• [Task instructions]:
Quote exactly the lines from the one with "What does this" to the end of the data, both included; omit the pictures.
#####
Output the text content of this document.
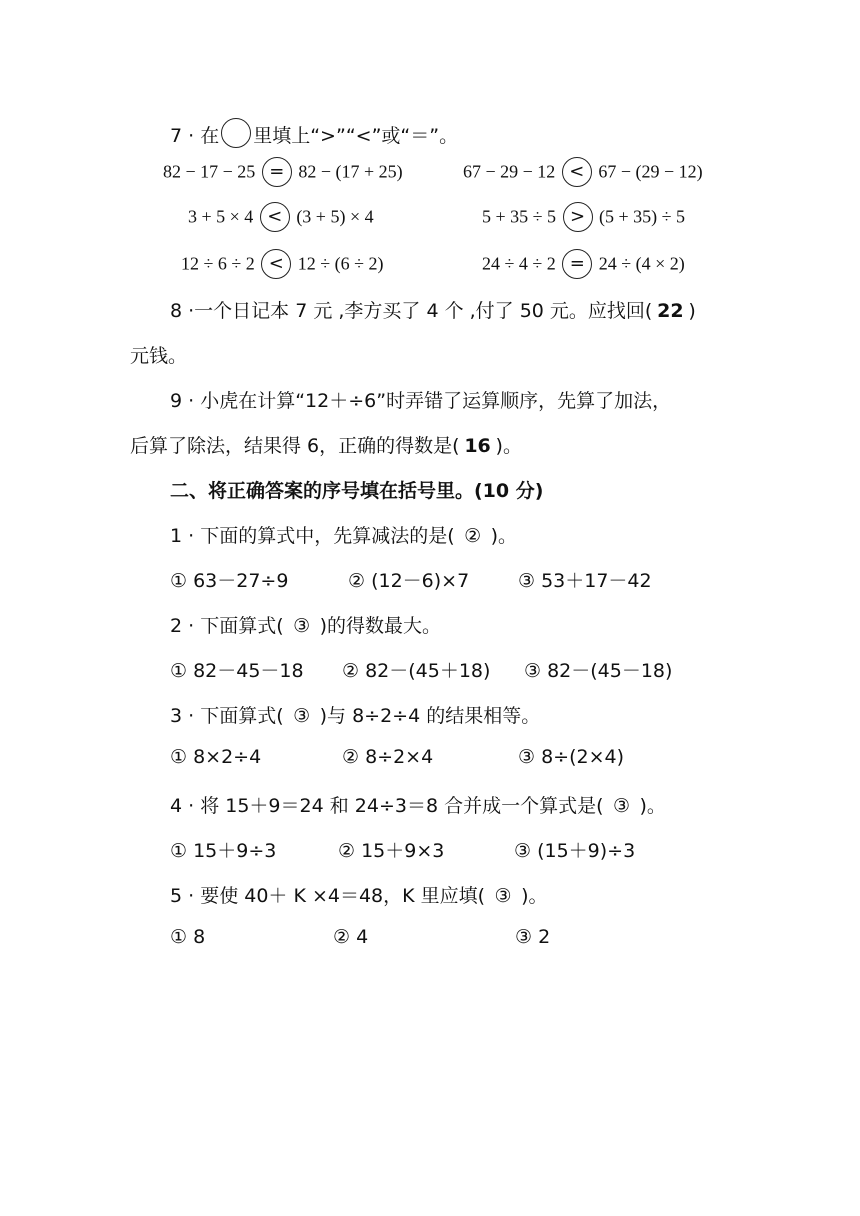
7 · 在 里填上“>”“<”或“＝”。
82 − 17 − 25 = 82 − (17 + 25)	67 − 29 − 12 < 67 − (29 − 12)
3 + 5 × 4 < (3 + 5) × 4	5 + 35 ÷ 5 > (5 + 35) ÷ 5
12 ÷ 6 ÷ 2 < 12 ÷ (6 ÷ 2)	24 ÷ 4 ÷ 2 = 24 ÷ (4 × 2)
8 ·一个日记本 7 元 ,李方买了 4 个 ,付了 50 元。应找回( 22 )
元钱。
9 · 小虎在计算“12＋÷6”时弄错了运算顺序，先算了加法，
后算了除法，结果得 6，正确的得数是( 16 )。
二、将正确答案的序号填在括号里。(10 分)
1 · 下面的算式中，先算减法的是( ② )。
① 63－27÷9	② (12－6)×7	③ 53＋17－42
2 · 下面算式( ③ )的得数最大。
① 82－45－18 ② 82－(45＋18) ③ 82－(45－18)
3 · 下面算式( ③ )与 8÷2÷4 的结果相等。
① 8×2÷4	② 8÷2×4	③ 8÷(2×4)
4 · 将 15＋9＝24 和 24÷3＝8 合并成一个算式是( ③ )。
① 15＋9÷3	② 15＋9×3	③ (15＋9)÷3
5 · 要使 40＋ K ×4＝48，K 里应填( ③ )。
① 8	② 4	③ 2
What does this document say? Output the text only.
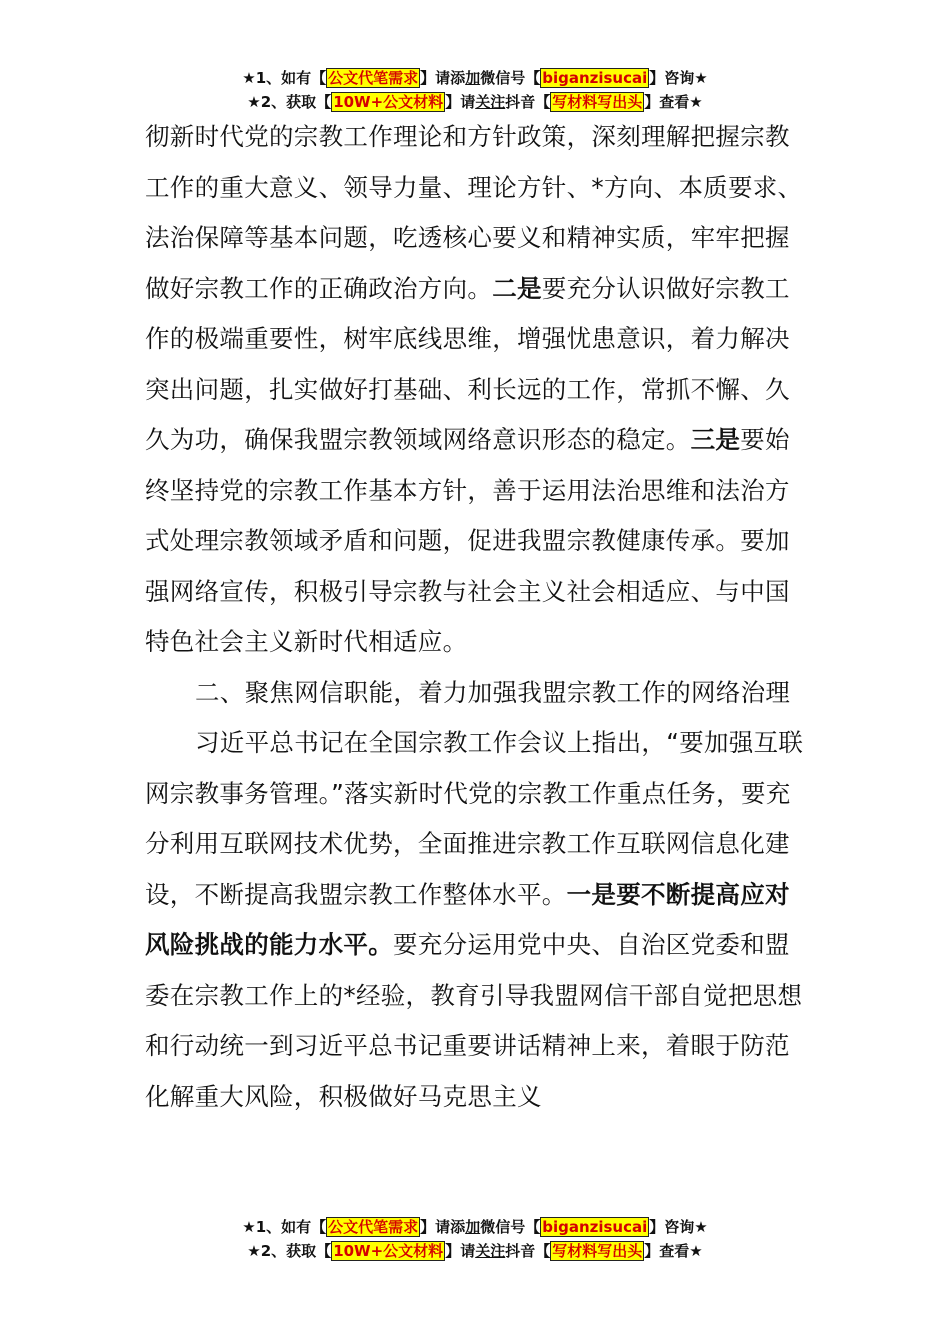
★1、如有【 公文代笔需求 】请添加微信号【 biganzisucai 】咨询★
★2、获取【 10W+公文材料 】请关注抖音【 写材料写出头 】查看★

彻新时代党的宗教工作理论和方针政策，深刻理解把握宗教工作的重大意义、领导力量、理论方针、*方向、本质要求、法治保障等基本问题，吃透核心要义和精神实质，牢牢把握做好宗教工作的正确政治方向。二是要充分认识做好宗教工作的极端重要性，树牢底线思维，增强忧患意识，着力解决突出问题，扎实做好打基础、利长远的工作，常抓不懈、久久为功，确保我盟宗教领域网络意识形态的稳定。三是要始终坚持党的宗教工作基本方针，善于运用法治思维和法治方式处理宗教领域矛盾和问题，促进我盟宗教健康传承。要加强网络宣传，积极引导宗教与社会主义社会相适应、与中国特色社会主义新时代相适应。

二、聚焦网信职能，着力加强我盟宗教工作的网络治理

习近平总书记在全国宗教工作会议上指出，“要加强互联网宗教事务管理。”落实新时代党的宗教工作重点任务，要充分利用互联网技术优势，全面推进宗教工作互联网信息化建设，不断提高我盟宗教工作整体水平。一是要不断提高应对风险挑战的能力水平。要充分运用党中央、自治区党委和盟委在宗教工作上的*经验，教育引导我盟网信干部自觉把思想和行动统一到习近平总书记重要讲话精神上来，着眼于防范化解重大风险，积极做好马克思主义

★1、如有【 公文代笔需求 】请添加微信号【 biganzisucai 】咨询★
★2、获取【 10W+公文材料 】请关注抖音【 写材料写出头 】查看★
#####
• [Solution to this exercise]:
What does this document say? Output the text only.
★1、如有【 公文代笔需求 】请添加微信号【 biganzisucai 】咨询★
★2、获取【 10W+公文材料 】请关注抖音【 写材料写出头 】查看★

彻新时代党的宗教工作理论和方针政策，深刻理解把握宗教工作的重大意义、领导力量、理论方针、*方向、本质要求、法治保障等基本问题，吃透核心要义和精神实质，牢牢把握做好宗教工作的正确政治方向。二是要充分认识做好宗教工作的极端重要性，树牢底线思维，增强忧患意识，着力解决突出问题，扎实做好打基础、利长远的工作，常抓不懈、久久为功，确保我盟宗教领域网络意识形态的稳定。三是要始终坚持党的宗教工作基本方针，善于运用法治思维和法治方式处理宗教领域矛盾和问题，促进我盟宗教健康传承。要加强网络宣传，积极引导宗教与社会主义社会相适应、与中国特色社会主义新时代相适应。

二、聚焦网信职能，着力加强我盟宗教工作的网络治理

习近平总书记在全国宗教工作会议上指出，“要加强互联网宗教事务管理。”落实新时代党的宗教工作重点任务，要充分利用互联网技术优势，全面推进宗教工作互联网信息化建设，不断提高我盟宗教工作整体水平。一是要不断提高应对风险挑战的能力水平。要充分运用党中央、自治区党委和盟委在宗教工作上的*经验，教育引导我盟网信干部自觉把思想和行动统一到习近平总书记重要讲话精神上来，着眼于防范化解重大风险，积极做好马克思主义

★1、如有【 公文代笔需求 】请添加微信号【 biganzisucai 】咨询★
★2、获取【 10W+公文材料 】请关注抖音【 写材料写出头 】查看★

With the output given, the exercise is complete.